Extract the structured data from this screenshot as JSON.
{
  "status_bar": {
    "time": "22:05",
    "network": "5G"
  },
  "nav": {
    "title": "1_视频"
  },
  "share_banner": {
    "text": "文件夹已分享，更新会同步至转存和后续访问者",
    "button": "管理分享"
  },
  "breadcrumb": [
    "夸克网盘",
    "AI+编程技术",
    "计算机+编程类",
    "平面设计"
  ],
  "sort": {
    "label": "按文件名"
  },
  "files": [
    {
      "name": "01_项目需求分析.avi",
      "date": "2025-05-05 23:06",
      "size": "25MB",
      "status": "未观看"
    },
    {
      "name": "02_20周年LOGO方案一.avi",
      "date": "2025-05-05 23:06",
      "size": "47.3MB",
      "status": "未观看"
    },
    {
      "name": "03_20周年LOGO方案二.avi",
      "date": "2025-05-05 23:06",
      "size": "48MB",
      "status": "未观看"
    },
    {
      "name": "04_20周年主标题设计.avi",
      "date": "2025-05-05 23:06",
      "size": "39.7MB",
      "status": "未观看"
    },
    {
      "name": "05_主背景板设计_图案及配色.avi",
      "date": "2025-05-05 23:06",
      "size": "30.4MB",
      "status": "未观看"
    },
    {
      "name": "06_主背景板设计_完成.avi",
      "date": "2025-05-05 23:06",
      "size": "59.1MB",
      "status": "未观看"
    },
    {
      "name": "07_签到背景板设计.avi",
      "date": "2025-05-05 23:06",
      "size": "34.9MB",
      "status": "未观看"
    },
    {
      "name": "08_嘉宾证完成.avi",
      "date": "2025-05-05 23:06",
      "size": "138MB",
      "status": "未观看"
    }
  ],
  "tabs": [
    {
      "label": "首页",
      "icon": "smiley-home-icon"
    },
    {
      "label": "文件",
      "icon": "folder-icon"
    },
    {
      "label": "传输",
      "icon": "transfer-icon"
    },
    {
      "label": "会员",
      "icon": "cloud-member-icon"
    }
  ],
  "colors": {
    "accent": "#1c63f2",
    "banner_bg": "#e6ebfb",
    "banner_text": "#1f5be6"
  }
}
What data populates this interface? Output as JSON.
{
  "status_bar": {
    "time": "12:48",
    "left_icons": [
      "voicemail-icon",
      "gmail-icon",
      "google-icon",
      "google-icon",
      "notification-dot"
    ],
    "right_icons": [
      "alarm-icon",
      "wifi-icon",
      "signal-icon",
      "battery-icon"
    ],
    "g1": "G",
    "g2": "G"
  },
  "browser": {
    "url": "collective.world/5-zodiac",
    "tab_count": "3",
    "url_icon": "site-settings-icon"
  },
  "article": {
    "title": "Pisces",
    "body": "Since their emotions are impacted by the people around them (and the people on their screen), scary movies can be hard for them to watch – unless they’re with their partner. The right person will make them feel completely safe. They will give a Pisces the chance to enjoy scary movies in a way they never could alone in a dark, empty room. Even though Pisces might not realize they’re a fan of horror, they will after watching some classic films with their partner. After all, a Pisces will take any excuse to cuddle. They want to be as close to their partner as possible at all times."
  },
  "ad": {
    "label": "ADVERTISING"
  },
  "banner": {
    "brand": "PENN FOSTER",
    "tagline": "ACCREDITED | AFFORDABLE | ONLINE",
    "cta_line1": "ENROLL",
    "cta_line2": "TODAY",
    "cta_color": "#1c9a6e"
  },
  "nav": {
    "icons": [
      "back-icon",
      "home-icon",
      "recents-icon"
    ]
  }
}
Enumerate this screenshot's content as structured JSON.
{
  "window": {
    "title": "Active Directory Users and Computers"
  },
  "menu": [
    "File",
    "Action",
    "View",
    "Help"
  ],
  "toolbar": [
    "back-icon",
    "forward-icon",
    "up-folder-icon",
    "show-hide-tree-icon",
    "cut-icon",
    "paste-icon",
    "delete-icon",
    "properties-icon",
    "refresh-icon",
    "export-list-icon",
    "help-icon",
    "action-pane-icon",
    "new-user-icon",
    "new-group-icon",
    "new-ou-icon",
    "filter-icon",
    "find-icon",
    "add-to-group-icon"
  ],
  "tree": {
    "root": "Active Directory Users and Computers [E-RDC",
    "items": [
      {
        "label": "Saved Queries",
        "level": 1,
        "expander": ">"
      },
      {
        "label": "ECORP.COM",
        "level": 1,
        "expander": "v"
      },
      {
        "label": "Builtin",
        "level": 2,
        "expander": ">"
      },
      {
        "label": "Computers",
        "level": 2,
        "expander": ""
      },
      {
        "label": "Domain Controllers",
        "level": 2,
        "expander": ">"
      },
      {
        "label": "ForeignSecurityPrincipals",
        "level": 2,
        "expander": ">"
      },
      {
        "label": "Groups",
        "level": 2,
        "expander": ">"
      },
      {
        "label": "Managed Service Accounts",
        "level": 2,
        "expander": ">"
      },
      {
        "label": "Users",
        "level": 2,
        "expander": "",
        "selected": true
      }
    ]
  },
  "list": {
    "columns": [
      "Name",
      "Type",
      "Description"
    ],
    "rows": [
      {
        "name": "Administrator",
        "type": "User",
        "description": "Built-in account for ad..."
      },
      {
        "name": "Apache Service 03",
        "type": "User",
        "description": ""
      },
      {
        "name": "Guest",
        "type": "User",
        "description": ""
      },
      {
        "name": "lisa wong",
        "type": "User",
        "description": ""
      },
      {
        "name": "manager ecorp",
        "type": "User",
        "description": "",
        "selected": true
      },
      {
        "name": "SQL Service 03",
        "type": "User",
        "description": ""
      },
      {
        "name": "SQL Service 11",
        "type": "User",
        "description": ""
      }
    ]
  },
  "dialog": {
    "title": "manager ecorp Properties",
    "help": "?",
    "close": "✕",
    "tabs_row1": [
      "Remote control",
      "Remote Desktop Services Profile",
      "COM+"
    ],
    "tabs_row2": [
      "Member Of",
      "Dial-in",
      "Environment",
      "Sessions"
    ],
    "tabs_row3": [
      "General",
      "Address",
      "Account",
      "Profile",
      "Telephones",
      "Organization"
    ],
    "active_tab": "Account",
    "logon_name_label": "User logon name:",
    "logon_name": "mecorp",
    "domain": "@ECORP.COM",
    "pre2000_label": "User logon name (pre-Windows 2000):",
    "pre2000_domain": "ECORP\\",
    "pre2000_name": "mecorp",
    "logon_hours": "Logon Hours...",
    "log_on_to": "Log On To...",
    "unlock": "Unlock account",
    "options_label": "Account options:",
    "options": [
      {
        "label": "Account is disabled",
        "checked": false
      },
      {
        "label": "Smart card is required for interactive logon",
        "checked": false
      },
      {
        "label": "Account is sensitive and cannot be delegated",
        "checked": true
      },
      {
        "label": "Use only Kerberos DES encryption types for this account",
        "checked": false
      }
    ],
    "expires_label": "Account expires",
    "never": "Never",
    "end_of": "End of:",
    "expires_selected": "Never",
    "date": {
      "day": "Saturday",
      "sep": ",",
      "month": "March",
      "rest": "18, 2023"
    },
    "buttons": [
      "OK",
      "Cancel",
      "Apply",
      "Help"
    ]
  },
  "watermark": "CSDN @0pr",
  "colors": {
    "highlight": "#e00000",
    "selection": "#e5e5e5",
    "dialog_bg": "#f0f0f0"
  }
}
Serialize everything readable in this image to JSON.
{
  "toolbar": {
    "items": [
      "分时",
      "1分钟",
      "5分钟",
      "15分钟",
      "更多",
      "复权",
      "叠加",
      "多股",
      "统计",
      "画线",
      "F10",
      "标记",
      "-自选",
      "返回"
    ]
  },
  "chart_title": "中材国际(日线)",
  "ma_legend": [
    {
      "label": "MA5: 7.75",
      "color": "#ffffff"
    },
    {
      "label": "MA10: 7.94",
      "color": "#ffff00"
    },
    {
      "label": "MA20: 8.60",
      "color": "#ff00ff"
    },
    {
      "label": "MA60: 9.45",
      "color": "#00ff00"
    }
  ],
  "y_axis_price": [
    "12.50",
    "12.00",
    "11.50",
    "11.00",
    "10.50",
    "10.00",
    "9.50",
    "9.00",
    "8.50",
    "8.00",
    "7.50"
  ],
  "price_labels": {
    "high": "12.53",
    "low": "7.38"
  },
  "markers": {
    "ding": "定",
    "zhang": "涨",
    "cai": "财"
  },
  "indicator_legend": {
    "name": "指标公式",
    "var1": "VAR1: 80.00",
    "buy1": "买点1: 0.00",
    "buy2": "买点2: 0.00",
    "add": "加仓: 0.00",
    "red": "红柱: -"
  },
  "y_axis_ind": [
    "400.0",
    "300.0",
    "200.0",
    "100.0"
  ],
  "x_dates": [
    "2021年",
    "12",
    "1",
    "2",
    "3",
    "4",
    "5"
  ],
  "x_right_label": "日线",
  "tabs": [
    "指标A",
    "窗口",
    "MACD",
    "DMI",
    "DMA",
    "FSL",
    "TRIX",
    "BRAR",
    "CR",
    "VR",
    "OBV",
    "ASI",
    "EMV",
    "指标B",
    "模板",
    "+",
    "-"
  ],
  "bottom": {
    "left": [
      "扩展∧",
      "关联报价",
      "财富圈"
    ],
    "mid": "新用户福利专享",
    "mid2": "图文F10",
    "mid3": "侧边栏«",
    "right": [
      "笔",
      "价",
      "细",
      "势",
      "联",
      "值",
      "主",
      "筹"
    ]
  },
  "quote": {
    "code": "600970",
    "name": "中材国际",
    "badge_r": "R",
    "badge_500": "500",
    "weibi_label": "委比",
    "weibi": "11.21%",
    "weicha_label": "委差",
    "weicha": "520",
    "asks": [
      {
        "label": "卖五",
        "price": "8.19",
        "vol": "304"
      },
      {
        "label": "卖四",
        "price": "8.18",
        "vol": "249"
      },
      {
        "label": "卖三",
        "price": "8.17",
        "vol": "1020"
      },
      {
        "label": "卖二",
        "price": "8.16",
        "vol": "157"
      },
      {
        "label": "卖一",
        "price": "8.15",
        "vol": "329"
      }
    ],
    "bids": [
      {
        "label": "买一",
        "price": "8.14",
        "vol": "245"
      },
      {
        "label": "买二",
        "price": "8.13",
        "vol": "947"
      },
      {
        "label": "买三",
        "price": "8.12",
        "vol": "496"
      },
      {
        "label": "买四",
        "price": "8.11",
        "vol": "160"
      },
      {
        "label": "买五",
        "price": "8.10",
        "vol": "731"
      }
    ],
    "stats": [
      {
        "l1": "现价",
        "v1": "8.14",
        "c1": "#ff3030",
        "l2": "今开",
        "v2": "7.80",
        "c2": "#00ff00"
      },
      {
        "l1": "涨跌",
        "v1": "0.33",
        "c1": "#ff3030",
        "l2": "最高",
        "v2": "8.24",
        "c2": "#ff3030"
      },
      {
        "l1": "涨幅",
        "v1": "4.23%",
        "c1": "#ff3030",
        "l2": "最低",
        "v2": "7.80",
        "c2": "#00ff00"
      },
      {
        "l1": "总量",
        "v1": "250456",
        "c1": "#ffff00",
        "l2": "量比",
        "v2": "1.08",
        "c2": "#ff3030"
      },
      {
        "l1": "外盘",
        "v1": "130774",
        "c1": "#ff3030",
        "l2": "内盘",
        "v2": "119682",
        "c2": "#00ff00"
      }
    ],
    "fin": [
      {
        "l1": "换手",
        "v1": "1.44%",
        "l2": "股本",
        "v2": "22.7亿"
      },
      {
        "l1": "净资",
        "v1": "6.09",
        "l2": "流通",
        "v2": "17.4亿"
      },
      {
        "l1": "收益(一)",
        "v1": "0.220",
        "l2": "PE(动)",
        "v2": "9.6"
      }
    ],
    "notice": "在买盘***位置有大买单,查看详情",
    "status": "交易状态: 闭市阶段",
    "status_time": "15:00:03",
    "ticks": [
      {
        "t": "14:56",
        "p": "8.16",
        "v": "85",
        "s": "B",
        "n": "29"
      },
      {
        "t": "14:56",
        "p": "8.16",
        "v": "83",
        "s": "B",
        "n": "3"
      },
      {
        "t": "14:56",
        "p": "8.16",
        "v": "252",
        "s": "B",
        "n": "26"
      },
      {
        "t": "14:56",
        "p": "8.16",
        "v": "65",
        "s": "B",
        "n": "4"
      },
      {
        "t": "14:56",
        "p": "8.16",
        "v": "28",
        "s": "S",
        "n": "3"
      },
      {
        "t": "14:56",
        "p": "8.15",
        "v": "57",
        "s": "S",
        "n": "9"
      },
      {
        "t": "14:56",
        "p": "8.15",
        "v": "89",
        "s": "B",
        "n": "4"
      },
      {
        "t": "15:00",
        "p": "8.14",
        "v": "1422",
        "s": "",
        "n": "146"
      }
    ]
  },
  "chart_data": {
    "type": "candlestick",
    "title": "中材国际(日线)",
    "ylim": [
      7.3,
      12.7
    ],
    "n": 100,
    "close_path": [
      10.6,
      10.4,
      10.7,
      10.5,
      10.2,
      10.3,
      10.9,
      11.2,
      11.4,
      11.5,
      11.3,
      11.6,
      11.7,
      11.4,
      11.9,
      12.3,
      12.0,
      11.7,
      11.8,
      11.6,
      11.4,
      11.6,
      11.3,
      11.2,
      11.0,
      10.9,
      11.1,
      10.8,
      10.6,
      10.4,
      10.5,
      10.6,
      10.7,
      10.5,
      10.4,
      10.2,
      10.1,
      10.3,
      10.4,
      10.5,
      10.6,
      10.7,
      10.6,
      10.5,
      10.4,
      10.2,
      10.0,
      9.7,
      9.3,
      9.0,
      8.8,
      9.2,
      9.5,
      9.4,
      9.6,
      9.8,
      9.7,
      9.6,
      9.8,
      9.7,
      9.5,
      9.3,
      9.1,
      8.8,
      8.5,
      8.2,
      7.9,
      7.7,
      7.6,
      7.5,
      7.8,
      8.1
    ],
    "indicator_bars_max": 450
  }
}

# # #

■ Given task
Pull every line containing "this" out of the records.

■ Output below
Extract the structured data from this screenshot as JSON.
What data populates this interface? Output as JSON.
Enumerate this screenshot's content as structured JSON.
        "label": "Use only Kerberos DES encryption types for this account",
Serialize everything readable in this image to JSON.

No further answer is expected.